Dataset entries
# # # # # # #
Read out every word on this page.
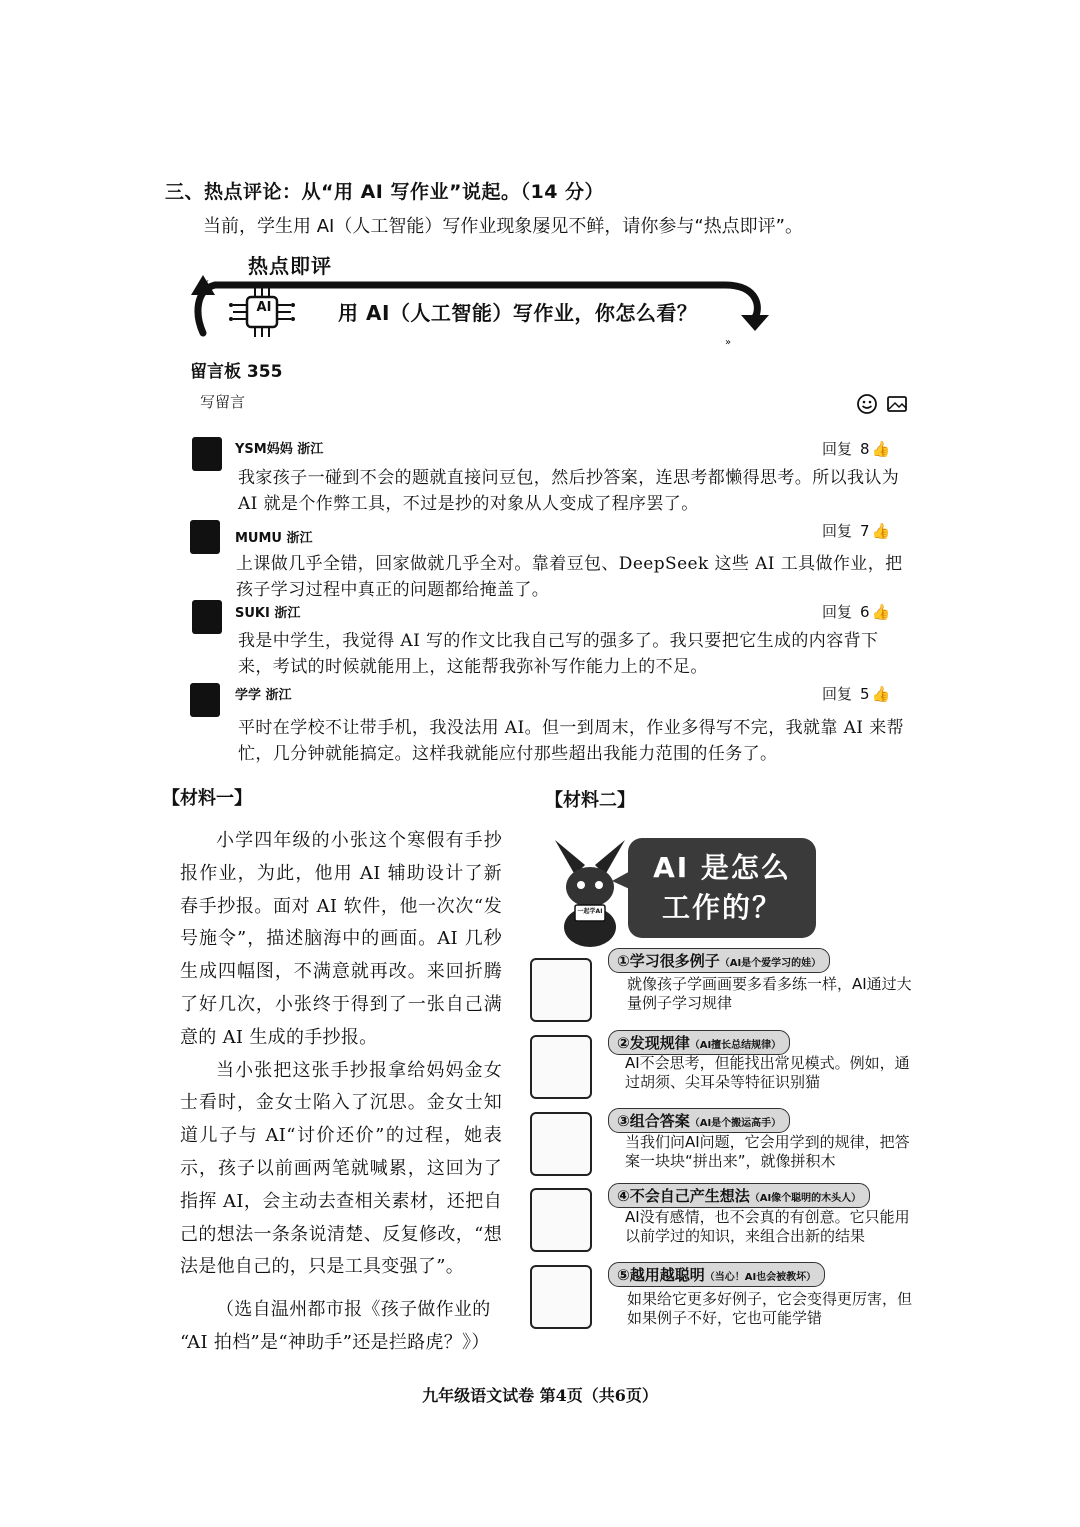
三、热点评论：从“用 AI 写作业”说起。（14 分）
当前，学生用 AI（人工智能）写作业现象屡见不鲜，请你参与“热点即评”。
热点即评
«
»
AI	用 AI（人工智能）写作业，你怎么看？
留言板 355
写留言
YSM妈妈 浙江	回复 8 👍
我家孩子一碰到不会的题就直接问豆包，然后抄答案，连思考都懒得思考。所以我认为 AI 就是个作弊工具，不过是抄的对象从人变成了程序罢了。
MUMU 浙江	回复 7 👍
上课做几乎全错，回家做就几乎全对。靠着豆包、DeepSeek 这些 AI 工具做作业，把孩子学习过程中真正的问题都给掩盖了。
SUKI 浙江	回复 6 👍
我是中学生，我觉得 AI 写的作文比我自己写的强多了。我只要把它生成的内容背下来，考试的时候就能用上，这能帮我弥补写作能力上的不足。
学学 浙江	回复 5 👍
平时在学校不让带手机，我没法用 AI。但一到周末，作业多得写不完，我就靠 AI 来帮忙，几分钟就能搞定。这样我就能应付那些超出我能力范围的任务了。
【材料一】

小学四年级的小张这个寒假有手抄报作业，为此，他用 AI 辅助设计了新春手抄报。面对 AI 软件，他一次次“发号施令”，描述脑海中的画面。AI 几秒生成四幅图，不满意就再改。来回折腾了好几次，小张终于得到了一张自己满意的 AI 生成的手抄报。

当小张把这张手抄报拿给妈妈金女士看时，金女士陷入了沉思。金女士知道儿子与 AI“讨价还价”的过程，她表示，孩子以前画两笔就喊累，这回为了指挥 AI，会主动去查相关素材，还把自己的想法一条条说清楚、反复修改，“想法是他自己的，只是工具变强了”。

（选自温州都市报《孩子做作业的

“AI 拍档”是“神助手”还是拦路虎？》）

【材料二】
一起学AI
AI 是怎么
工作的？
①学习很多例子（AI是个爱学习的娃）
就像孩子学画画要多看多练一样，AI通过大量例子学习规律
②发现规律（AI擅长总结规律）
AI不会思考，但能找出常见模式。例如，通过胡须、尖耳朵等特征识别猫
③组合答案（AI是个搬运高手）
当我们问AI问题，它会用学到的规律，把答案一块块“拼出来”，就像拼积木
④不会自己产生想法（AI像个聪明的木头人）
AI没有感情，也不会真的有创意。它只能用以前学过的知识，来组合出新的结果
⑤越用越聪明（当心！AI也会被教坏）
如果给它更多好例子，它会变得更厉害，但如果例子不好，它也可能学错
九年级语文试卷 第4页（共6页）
# # # # # # #
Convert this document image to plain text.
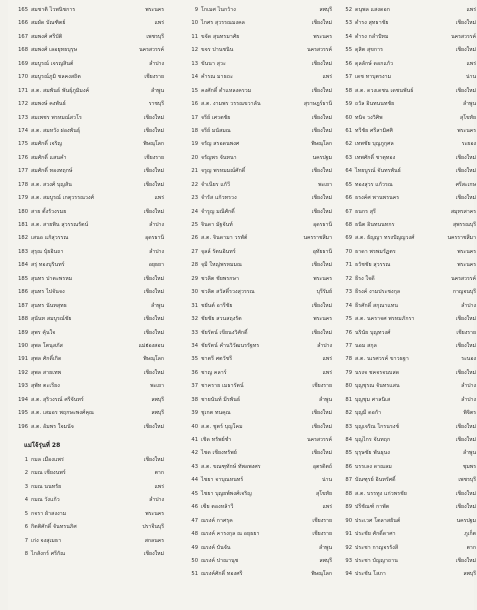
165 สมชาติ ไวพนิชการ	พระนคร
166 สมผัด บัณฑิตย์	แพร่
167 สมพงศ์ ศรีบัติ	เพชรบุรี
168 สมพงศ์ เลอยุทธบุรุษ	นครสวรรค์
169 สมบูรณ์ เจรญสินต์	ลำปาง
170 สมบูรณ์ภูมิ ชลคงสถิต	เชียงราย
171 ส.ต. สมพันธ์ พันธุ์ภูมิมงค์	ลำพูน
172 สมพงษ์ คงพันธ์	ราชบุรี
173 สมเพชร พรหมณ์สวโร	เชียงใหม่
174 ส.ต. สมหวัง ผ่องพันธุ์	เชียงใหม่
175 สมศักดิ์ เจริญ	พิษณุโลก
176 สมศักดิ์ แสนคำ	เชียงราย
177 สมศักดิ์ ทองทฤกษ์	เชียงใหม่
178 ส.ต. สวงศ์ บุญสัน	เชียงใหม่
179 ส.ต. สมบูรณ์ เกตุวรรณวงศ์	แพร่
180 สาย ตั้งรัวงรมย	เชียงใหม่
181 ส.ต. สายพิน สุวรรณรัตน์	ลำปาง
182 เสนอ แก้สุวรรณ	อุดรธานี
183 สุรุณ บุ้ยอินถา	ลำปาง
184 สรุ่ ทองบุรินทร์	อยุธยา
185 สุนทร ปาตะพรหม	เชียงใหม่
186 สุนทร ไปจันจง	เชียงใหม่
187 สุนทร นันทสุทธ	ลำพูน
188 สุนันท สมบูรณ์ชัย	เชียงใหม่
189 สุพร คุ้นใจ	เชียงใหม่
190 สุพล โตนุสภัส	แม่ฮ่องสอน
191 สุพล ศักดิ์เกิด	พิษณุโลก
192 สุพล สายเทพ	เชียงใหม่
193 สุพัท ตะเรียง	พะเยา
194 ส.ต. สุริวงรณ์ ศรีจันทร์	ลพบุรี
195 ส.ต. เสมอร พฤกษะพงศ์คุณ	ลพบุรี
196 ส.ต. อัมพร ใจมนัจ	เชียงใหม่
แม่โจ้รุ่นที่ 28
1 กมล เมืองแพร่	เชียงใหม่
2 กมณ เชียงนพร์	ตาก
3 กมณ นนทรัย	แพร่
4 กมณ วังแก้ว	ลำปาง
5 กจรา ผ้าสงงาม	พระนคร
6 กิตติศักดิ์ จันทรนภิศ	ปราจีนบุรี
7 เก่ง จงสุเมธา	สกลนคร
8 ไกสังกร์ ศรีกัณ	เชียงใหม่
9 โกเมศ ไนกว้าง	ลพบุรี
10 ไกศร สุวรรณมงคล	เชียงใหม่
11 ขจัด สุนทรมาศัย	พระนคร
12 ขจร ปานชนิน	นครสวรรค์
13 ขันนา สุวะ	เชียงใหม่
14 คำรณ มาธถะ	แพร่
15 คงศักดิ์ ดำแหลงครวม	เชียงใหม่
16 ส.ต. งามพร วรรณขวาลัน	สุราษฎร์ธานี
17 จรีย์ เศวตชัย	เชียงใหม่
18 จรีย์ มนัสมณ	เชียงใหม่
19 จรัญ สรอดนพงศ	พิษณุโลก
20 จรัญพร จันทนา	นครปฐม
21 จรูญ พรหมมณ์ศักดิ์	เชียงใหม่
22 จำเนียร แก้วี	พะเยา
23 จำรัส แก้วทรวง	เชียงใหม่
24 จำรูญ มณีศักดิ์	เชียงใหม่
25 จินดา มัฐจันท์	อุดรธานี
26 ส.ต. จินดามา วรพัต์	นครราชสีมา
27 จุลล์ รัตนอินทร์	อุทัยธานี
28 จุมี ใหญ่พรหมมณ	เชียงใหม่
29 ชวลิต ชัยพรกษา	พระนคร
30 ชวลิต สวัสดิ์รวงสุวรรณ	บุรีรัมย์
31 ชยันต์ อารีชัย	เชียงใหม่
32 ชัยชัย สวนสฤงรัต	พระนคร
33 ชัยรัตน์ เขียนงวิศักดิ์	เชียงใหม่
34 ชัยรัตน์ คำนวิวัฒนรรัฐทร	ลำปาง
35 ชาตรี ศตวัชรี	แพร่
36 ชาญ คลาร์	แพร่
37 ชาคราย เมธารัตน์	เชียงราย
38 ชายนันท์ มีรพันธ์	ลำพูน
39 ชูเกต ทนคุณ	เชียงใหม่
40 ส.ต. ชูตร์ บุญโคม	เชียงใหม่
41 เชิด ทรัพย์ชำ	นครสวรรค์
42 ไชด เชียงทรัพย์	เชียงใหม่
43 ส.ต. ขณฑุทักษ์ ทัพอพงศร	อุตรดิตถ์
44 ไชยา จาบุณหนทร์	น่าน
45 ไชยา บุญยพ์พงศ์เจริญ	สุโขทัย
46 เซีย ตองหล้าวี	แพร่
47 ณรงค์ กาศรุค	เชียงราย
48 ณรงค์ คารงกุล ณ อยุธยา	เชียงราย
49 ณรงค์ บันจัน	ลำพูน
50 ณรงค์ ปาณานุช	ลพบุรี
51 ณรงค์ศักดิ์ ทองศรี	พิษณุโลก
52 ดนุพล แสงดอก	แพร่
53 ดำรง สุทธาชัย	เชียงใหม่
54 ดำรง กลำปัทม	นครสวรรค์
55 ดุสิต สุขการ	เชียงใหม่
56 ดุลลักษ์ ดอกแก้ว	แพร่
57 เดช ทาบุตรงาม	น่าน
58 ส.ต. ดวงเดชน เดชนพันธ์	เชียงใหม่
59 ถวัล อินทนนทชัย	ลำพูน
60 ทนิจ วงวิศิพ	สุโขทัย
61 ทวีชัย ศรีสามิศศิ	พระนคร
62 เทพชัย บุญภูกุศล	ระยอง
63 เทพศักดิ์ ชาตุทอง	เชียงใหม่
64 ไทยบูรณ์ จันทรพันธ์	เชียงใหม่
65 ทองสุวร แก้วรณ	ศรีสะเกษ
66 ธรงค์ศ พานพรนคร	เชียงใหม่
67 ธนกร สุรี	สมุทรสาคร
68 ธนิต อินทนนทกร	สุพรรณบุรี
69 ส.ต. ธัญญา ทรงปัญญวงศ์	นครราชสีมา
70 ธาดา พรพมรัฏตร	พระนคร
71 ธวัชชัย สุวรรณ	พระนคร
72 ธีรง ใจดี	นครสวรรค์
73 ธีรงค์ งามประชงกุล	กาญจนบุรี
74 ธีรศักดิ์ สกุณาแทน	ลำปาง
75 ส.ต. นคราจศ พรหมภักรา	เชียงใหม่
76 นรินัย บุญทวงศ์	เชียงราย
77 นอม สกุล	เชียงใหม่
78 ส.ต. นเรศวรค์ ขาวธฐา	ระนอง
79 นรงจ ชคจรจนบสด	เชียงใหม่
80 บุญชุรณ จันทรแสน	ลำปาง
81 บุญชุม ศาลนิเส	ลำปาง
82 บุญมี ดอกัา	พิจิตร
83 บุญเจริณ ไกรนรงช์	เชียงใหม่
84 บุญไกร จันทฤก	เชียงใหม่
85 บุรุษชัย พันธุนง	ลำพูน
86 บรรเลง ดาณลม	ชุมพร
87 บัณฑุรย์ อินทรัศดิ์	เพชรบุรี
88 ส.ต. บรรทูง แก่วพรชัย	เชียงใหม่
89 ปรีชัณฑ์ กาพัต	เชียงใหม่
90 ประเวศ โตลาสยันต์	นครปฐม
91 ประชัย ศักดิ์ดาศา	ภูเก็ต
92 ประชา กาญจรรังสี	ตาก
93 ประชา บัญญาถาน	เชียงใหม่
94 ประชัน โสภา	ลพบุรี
# # # # # # #
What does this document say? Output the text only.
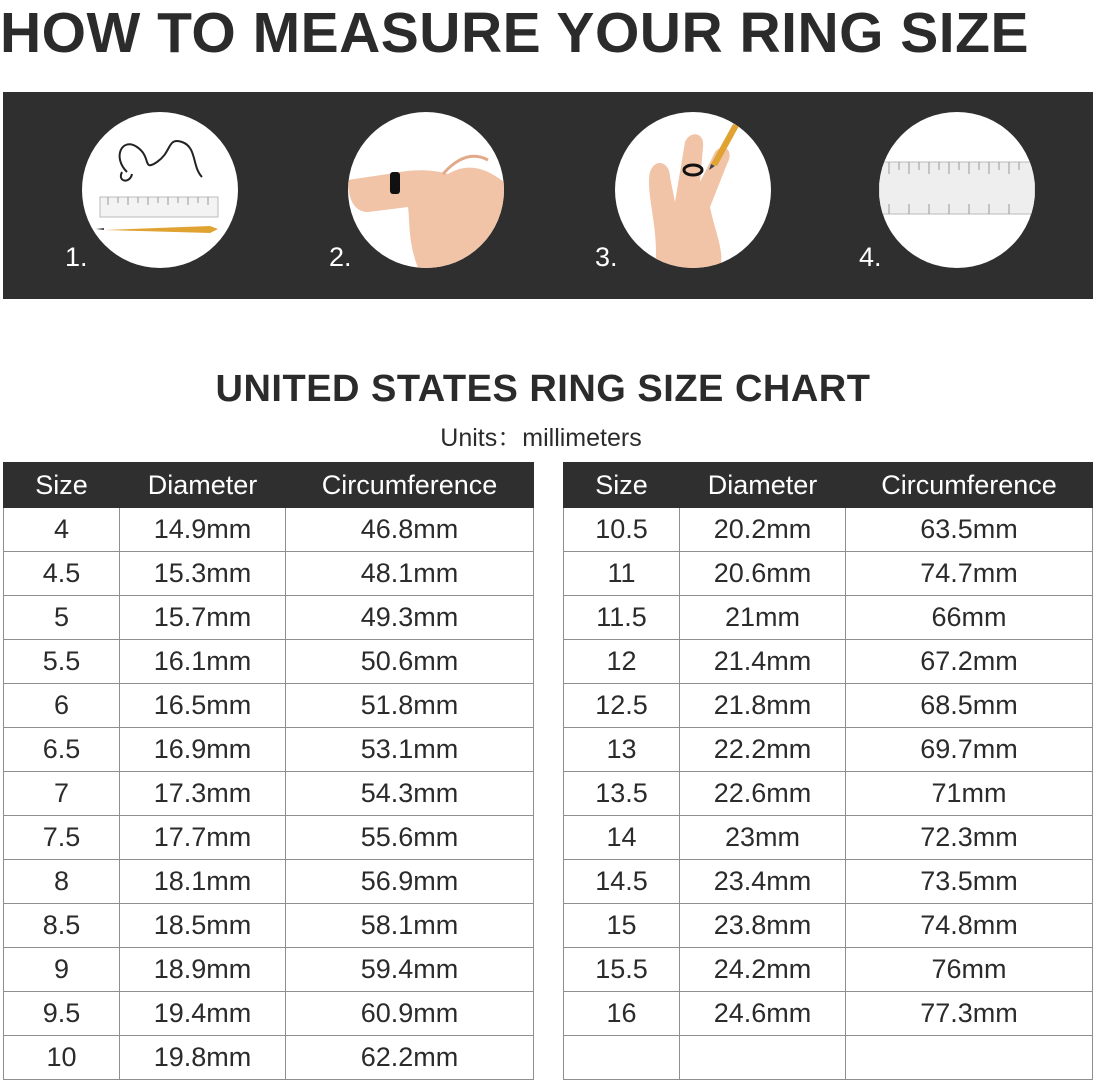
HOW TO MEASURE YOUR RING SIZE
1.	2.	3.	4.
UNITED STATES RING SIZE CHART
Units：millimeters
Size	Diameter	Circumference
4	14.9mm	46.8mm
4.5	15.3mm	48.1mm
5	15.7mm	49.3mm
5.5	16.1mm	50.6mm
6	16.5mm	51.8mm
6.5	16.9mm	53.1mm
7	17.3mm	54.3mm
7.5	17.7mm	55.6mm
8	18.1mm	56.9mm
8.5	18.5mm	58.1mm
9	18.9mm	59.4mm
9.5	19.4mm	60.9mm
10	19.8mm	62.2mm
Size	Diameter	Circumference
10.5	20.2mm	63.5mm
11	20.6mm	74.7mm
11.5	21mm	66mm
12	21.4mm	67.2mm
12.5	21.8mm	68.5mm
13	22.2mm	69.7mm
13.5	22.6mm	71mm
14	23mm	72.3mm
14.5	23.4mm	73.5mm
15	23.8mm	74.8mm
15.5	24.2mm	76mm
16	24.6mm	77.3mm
# # # # # # #
Your task – Show all lines in the entries above where the word "text" appears.

Result for this task –
Convert this document image to plain text.
What does this document say? Output the text only.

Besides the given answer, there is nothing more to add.